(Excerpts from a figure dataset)
>>>>>

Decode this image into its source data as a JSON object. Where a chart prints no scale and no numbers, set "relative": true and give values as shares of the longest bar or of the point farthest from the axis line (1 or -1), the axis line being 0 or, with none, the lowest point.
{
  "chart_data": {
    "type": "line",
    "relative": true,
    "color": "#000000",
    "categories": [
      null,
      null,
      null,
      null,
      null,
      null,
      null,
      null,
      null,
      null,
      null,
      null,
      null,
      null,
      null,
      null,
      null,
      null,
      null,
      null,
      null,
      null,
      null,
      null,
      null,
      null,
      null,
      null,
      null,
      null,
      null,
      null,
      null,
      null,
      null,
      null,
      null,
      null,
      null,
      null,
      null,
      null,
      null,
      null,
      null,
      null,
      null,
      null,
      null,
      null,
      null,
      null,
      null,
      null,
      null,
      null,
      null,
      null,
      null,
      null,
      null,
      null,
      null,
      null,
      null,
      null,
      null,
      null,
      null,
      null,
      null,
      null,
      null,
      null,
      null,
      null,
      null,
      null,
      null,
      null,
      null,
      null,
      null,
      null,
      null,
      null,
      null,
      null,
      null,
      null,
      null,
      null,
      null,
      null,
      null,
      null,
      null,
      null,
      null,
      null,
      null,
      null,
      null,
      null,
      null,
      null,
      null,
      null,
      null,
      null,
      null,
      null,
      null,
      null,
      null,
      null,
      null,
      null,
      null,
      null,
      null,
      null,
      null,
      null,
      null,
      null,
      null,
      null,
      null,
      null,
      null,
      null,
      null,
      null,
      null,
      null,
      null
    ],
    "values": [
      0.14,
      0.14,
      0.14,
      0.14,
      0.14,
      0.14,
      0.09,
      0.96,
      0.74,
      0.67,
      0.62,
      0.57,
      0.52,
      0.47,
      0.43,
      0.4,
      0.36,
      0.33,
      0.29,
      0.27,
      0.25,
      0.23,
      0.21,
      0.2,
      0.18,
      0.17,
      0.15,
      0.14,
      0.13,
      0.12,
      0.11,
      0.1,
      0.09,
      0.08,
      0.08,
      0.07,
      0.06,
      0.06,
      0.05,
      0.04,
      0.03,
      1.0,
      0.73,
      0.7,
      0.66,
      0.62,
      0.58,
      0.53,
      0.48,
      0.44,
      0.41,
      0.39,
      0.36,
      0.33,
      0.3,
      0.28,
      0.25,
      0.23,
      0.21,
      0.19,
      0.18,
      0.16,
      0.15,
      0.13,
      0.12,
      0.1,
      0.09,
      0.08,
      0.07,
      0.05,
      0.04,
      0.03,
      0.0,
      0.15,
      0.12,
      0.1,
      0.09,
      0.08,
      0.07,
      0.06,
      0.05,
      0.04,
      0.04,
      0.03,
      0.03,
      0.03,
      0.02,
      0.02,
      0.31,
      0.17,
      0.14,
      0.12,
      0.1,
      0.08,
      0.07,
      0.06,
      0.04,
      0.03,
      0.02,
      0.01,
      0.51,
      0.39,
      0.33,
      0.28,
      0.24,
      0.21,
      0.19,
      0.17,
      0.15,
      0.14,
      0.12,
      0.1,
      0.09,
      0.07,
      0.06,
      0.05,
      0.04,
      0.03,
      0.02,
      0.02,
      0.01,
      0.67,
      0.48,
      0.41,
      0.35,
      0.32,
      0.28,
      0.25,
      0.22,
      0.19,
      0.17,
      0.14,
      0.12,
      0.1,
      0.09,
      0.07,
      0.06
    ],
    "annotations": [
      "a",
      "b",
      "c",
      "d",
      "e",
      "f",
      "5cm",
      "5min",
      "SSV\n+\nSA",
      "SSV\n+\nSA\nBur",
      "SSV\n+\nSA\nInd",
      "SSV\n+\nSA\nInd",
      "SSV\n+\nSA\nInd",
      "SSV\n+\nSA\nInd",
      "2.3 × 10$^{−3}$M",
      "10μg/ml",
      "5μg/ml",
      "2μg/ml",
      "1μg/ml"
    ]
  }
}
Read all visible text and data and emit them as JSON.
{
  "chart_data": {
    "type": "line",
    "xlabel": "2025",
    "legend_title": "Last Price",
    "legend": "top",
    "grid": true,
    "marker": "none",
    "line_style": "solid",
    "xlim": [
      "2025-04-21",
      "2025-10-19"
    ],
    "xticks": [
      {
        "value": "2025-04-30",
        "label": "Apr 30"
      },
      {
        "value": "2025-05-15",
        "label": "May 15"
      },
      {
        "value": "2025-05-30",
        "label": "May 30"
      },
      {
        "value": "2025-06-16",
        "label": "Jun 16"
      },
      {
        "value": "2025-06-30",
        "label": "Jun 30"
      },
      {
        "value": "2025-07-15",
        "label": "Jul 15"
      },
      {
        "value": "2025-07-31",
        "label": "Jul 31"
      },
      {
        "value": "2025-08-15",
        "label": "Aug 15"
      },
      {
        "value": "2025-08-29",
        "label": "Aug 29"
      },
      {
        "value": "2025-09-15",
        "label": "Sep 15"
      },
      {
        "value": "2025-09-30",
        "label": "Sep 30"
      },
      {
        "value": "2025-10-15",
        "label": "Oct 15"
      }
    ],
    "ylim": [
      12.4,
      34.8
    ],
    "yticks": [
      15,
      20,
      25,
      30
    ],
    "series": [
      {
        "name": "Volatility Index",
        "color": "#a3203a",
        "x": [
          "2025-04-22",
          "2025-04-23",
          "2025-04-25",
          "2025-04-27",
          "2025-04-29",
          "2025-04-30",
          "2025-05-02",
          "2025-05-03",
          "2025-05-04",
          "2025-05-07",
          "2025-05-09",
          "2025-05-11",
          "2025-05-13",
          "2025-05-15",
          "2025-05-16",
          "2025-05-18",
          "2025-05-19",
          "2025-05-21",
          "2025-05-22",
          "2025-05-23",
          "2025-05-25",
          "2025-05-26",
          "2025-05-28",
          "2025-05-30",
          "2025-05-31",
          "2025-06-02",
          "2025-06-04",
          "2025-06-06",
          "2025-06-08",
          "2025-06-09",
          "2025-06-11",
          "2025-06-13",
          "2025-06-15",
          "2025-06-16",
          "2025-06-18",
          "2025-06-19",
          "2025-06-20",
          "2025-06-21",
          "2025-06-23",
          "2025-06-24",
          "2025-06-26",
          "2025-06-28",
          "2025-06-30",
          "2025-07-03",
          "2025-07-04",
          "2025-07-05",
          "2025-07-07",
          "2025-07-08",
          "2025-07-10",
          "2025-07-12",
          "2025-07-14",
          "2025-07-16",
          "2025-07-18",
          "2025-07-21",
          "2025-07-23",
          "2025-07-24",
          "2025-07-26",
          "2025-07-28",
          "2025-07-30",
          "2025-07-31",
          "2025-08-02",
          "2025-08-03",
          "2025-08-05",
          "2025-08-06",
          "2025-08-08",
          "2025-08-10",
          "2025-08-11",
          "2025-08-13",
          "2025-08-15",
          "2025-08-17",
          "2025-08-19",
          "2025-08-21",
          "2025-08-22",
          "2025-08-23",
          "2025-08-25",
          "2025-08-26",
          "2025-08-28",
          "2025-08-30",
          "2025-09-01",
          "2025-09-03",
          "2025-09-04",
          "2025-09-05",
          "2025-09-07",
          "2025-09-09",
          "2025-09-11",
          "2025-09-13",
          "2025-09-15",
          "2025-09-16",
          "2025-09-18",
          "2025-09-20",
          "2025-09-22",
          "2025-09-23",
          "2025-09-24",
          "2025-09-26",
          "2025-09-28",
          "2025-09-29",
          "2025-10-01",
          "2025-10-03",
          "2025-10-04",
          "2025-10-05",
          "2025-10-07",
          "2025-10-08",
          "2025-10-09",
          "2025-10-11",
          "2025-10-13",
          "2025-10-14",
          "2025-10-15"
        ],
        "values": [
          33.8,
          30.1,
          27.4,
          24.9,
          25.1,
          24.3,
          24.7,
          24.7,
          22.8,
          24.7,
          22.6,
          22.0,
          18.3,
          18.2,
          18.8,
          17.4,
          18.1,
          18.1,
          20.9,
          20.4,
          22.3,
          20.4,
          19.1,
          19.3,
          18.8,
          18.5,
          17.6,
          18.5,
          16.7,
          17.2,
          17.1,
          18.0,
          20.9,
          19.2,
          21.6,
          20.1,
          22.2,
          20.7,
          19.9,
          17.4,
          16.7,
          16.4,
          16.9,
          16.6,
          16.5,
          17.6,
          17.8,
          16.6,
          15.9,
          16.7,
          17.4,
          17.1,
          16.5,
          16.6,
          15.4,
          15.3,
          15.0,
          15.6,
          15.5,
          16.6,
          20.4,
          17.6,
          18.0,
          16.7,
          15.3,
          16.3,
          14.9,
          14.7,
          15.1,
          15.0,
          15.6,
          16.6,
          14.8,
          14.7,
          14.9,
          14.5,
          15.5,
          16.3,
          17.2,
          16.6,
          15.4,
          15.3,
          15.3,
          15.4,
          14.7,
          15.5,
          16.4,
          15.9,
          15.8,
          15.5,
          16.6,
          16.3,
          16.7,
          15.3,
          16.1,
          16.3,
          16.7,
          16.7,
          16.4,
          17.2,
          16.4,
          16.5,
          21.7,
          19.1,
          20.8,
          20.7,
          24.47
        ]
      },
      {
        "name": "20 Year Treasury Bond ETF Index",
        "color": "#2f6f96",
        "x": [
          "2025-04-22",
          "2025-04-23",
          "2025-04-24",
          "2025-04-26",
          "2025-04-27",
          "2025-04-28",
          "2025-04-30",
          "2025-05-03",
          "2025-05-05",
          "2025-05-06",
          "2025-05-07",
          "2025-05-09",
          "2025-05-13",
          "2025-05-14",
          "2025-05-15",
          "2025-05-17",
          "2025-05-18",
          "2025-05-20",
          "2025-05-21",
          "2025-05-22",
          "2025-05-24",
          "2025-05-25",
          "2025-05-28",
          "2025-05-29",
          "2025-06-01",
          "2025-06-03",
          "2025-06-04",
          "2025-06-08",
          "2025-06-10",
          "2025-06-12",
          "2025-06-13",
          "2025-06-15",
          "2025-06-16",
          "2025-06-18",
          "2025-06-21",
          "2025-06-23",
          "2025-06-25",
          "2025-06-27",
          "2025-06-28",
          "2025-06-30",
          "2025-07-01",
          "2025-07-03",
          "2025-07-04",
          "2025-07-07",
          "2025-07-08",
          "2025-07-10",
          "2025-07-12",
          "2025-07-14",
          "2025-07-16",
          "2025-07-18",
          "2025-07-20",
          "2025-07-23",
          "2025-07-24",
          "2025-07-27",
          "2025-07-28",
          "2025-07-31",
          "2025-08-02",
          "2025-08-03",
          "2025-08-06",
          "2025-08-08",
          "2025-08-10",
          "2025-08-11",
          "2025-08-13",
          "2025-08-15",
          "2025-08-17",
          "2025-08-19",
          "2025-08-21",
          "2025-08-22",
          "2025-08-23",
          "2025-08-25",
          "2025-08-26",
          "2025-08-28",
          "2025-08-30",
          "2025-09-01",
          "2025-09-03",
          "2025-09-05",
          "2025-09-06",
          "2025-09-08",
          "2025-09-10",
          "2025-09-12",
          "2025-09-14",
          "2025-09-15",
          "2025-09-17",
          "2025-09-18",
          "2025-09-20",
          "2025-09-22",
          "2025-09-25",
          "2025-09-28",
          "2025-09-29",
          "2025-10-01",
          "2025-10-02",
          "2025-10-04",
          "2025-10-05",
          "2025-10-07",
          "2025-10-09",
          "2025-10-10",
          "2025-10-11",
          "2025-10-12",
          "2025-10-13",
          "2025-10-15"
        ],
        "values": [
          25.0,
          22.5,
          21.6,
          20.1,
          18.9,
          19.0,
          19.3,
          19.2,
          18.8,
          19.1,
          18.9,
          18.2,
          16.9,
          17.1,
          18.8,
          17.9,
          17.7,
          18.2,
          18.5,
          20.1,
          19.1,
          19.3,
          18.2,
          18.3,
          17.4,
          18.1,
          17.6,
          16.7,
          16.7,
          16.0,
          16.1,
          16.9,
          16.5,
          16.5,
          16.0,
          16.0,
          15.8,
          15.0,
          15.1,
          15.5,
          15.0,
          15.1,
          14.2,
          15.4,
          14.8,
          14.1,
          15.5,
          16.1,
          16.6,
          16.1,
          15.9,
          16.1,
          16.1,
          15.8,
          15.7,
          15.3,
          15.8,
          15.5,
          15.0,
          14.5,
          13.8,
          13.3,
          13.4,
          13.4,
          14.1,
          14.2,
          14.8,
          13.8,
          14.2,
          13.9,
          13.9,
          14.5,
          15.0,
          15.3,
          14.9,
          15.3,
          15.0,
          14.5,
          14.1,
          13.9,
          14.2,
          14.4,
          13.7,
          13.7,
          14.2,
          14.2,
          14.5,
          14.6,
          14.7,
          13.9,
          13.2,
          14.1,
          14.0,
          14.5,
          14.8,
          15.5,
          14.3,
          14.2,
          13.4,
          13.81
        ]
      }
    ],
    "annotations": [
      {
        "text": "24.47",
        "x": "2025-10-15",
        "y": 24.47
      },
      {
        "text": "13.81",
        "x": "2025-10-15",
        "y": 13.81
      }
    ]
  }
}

<<<<<

▶ _Written problem_: From the entries above, collect every line with the string "name" in it.

▶ _Answer to the problem_:
        "name": "Volatility Index",
        "name": "20 Year Treasury Bond ETF Index",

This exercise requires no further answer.